SOURCE:
Insurance is only one example of how vehicle-driven payments unlock new business models.  More broadly, embedded payments redefine how mobility ecosystems operate: frictionless, data-rich, and scalable.

For insurers, this means real-time pricing and settlement.  For banks, it’s a blueprint for how embedded payments will power entirely new industries beyond mobility.

Financing: Unlocking Scalable Adoption

Perhaps the most overlooked piece of the MaaS puzzle is financing.  Hardware-heavy transitions, like electrifying fleets or building charging infrastructure, won’t scale without capital innovation.

Here’s the reality:  corporations want the benefits of electrification without the capital burden of asset ownership.  Consumers want EV access without long-term commitment.  Fleet operators want to grow without tying up cash.

This is where companies like 7Gen, a turnkey model that bundles EV leasing, charging infrastructure, and predictable billing into a single solution.  Corporates can electrify fleets without putting new assets on their balance sheets, thanks to integrated financing and recurring payments.  Business models like this not only remove barriers but also increase the speed to e-mobility adoption. 

The bigger takeaway is that new technologies, from EVs to AI to fintech, can unlock a next level of efficiency gains in ecosystems like transportation.  But fintech plays a unique role: it can be an enabler, a blocker, or even the bottleneck to be solved in order to unlock system-wide change. Recognizing and designing for those roles is what determines whether mobility innovations scale.

For traditional banks, this represents a new lending vertical.  For fintechs, it’s a greenfield opportunity to build financial products tied to usage and data.  And for cross-industry leaders, the lesson is powerful: if mobility can reinvent financing to accelerate adoption, any capital-intensive sector, from renewable energy to healthcare, can do the same.

PROBLEMS AND TASKS:
1 - According to the passage on mobility financing, what does 7Gen bundle into a single solution?
2 - Reproduce the listing from its first line through the line containing "46, 930, 72]", switching every "paragraph" to "passage" and leaving all else unchanged.

ITEMS:

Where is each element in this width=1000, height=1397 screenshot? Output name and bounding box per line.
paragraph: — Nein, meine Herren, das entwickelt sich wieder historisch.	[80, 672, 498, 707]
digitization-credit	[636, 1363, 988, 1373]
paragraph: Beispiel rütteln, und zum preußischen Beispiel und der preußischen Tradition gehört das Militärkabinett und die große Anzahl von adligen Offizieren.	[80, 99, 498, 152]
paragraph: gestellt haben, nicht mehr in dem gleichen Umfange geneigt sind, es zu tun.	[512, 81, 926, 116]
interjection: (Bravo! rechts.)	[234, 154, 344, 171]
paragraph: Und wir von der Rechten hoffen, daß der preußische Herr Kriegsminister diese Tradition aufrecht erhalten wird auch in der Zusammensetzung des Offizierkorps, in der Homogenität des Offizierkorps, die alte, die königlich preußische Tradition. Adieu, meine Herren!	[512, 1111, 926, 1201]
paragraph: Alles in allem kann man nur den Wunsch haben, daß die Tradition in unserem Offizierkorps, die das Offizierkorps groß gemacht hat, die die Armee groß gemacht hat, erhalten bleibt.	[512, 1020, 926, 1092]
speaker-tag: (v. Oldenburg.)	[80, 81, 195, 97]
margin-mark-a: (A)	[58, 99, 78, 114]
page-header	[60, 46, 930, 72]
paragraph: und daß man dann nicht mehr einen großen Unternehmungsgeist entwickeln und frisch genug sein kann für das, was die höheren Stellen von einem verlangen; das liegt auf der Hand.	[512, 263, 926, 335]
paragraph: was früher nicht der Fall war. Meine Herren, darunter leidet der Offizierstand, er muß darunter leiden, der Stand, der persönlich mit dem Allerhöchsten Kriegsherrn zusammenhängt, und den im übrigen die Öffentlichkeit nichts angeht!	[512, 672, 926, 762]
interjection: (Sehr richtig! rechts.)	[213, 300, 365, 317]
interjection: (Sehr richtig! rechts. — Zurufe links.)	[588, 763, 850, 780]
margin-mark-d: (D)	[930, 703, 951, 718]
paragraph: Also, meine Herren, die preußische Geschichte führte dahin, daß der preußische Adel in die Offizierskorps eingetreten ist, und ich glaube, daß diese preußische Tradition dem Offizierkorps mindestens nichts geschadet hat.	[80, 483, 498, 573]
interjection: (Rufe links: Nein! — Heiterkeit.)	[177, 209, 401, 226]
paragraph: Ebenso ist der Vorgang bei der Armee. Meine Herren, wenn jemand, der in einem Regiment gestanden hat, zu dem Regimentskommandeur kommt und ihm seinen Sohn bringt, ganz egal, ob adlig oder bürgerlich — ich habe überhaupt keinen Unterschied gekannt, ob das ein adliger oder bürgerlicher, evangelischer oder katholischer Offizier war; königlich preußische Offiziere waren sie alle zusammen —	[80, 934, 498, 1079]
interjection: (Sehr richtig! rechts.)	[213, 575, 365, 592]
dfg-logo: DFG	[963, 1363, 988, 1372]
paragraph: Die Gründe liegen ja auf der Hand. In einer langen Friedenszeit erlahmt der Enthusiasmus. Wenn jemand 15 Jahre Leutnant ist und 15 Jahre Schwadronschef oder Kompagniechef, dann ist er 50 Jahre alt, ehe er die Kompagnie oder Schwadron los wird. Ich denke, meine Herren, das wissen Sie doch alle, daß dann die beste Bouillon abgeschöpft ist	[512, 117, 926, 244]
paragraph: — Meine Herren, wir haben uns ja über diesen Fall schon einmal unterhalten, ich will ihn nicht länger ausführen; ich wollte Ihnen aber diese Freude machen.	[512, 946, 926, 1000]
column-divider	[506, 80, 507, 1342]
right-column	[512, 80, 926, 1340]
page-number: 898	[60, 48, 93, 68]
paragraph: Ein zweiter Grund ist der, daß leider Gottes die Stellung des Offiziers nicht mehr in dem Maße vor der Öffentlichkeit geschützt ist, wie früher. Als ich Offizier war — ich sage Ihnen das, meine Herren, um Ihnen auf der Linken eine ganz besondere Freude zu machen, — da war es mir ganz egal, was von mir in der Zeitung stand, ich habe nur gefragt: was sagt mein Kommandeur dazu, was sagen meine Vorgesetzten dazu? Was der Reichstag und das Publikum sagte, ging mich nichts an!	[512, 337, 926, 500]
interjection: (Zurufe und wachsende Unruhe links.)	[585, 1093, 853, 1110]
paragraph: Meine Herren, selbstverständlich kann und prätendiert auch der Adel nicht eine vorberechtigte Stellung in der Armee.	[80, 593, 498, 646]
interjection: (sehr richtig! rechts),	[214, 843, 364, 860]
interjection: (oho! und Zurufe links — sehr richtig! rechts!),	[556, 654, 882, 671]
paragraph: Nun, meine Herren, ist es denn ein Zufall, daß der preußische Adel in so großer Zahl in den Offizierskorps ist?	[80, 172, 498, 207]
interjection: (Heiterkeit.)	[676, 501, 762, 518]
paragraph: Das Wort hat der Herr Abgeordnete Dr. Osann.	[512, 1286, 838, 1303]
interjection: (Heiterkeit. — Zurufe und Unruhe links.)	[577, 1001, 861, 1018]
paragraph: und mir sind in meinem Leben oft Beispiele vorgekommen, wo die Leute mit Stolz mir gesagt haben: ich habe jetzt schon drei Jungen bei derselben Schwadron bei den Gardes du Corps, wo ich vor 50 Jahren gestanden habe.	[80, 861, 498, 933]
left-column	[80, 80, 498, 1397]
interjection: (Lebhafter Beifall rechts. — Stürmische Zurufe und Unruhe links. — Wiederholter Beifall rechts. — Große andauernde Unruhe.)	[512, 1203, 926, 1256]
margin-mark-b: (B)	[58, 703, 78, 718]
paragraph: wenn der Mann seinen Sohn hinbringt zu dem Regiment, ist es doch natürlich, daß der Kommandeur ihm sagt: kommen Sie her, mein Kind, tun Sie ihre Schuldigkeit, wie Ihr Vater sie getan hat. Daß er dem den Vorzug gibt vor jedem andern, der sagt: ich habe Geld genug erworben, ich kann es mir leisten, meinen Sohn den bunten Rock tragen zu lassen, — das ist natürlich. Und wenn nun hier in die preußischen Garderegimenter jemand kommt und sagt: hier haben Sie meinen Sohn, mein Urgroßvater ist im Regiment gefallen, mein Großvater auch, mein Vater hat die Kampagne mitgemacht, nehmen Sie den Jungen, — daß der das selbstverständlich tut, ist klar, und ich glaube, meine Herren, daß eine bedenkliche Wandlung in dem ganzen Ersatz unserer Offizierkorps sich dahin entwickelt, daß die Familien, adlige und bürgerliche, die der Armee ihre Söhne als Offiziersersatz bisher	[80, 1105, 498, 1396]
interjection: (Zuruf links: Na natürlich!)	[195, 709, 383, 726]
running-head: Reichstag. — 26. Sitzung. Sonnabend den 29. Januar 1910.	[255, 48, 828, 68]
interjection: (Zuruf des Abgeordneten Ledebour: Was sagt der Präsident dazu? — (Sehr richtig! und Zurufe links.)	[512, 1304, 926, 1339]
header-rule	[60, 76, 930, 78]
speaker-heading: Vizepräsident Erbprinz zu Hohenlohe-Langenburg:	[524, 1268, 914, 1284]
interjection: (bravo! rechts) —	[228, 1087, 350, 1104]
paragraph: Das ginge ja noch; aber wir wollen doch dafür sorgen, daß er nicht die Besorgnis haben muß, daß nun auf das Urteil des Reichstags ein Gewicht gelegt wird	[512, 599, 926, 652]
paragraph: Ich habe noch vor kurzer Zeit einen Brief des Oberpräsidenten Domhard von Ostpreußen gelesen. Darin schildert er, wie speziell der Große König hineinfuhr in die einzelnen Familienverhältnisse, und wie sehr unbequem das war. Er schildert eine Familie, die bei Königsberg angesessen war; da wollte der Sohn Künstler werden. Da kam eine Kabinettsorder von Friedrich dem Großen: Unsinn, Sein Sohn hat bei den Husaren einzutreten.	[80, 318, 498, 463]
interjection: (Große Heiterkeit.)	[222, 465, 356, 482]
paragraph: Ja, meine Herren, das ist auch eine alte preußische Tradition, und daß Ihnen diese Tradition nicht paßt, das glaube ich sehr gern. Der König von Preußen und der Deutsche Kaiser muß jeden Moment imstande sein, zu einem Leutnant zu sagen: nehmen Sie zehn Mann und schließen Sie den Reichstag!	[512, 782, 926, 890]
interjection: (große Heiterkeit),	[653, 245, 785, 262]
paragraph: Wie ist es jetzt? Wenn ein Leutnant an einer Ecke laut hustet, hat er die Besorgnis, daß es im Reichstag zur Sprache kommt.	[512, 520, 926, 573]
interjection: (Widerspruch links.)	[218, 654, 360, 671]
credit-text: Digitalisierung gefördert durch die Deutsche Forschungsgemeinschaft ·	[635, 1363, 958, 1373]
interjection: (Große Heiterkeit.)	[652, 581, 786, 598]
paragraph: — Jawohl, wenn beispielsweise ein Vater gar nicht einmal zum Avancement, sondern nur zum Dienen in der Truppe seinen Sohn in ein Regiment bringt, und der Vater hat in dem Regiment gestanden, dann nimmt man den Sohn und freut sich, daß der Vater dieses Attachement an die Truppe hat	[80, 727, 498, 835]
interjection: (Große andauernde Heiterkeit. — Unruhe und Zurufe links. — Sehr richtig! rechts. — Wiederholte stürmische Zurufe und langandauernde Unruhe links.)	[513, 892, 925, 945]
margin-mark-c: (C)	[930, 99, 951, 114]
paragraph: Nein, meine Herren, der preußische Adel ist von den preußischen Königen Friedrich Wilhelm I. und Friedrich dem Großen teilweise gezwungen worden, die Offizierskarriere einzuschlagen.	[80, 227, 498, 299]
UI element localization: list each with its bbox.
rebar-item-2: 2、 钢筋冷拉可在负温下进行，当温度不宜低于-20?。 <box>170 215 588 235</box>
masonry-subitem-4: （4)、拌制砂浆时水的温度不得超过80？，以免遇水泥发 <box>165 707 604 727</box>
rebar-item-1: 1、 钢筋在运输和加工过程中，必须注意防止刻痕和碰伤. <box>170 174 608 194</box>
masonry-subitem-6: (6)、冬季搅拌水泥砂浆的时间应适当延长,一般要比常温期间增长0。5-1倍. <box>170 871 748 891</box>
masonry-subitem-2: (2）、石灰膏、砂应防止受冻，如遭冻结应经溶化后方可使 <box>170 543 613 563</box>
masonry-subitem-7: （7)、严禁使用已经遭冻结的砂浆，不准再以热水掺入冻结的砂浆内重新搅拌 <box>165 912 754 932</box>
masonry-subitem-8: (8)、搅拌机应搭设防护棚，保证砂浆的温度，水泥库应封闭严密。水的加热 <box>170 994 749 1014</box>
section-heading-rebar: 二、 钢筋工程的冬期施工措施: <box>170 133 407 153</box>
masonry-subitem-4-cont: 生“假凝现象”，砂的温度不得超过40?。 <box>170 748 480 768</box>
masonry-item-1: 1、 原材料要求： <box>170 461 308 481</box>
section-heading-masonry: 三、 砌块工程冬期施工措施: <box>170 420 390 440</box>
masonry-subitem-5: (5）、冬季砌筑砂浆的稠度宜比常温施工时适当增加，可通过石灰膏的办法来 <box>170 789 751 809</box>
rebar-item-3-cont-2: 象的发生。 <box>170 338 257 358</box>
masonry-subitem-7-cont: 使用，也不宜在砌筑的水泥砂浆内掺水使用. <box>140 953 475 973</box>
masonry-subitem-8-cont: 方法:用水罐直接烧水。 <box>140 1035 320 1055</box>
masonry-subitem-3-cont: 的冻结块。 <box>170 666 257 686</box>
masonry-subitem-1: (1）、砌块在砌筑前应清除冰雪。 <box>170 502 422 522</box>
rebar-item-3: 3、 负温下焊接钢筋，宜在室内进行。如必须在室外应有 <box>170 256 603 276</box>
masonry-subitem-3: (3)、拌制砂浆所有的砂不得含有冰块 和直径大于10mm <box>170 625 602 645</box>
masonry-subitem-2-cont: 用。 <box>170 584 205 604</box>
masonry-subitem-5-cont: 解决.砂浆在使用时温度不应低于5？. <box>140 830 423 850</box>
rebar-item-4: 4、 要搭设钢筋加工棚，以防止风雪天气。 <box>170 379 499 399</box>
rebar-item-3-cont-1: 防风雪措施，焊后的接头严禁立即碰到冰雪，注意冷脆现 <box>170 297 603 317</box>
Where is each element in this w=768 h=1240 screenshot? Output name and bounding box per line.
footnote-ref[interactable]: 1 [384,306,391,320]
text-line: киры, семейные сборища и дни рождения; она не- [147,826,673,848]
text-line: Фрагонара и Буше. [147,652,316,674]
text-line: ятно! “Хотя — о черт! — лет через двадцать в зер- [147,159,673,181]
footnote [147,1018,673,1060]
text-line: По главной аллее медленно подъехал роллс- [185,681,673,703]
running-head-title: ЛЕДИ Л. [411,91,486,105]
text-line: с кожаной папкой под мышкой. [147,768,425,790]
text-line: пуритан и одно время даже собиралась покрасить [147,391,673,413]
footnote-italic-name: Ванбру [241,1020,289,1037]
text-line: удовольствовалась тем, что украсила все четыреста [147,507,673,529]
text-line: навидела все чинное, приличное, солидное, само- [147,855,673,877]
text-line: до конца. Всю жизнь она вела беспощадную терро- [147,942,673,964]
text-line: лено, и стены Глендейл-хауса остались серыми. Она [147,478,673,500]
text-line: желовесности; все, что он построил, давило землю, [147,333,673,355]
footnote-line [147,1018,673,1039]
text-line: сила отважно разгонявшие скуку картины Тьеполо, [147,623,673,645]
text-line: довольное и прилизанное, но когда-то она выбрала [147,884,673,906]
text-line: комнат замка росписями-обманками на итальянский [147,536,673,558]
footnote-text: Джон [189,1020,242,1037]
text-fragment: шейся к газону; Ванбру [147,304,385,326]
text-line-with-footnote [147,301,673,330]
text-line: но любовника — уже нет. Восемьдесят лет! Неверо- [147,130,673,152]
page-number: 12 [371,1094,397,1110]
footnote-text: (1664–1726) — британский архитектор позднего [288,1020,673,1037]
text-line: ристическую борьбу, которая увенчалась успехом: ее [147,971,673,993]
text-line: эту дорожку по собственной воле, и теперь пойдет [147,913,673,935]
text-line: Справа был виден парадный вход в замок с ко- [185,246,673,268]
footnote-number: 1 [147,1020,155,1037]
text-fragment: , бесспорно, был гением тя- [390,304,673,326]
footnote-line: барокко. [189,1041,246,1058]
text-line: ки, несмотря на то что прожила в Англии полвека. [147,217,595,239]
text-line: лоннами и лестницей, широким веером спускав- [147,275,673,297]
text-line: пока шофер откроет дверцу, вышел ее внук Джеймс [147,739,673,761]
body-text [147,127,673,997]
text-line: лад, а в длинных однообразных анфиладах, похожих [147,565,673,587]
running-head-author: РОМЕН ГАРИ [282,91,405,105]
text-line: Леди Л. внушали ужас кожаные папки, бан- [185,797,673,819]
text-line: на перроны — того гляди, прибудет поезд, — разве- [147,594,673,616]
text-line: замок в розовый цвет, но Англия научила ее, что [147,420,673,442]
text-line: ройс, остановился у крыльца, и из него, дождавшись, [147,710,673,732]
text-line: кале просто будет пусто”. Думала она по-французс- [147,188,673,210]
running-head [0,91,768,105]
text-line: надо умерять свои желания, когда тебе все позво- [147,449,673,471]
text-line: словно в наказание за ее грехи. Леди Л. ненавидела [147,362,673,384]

RESPONSES:
1 - EV leasing, charging infrastructure, and predictable billing.

2 -
Where is each element in this width=1000, height=1397 screenshot? Output name and bounding box per line.
passage: — Nein, meine Herren, das entwickelt sich wieder historisch.	[80, 672, 498, 707]
digitization-credit	[636, 1363, 988, 1373]
passage: Beispiel rütteln, und zum preußischen Beispiel und der preußischen Tradition gehört das Militärkabinett und die große Anzahl von adligen Offizieren.	[80, 99, 498, 152]
passage: gestellt haben, nicht mehr in dem gleichen Umfange geneigt sind, es zu tun.	[512, 81, 926, 116]
interjection: (Bravo! rechts.)	[234, 154, 344, 171]
passage: Und wir von der Rechten hoffen, daß der preußische Herr Kriegsminister diese Tradition aufrecht erhalten wird auch in der Zusammensetzung des Offizierkorps, in der Homogenität des Offizierkorps, die alte, die königlich preußische Tradition. Adieu, meine Herren!	[512, 1111, 926, 1201]
passage: Alles in allem kann man nur den Wunsch haben, daß die Tradition in unserem Offizierkorps, die das Offizierkorps groß gemacht hat, die die Armee groß gemacht hat, erhalten bleibt.	[512, 1020, 926, 1092]
speaker-tag: (v. Oldenburg.)	[80, 81, 195, 97]
margin-mark-a: (A)	[58, 99, 78, 114]
page-header	[60, 46, 930, 72]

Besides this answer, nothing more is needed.